======== Provided entries ========

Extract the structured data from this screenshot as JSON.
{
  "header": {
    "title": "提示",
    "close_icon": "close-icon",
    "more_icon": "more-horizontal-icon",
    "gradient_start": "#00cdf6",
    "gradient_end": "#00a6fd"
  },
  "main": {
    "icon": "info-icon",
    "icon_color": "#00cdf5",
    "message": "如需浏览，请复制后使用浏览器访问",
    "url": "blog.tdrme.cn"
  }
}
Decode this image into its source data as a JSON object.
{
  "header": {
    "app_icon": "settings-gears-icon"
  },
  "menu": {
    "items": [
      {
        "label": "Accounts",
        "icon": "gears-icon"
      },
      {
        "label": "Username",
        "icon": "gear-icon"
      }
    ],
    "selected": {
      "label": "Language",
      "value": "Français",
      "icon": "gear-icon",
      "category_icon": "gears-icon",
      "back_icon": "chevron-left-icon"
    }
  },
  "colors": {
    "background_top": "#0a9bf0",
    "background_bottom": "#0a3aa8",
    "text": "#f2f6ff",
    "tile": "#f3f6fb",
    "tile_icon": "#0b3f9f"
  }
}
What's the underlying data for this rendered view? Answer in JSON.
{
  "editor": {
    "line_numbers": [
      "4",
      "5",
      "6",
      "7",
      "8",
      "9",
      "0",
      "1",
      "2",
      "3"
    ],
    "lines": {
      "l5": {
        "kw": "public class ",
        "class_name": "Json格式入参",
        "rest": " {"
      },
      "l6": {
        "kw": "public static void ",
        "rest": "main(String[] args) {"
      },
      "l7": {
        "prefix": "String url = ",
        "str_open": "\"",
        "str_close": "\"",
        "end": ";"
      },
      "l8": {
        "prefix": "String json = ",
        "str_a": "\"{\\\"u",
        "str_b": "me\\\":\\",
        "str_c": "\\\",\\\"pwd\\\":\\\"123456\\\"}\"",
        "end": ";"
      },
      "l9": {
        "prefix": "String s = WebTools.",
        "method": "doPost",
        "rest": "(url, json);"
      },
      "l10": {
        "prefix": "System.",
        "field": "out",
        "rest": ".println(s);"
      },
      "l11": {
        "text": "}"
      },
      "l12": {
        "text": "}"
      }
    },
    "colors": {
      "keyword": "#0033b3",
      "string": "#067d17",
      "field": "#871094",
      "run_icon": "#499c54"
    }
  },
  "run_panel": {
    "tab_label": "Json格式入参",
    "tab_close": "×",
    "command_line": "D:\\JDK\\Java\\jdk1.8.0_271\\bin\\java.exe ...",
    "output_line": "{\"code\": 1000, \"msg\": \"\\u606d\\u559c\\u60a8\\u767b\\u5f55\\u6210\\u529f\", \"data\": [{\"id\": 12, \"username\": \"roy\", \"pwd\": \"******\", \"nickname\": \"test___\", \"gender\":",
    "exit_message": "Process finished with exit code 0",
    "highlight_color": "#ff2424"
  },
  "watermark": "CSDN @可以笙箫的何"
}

========

Challenge:
Among the lines of the material, find those that hold the word "prefix" and copy them.

Finished task:
        "prefix": "String url = ",
        "prefix": "String json = ",
        "prefix": "String s = WebTools.",
        "prefix": "System.",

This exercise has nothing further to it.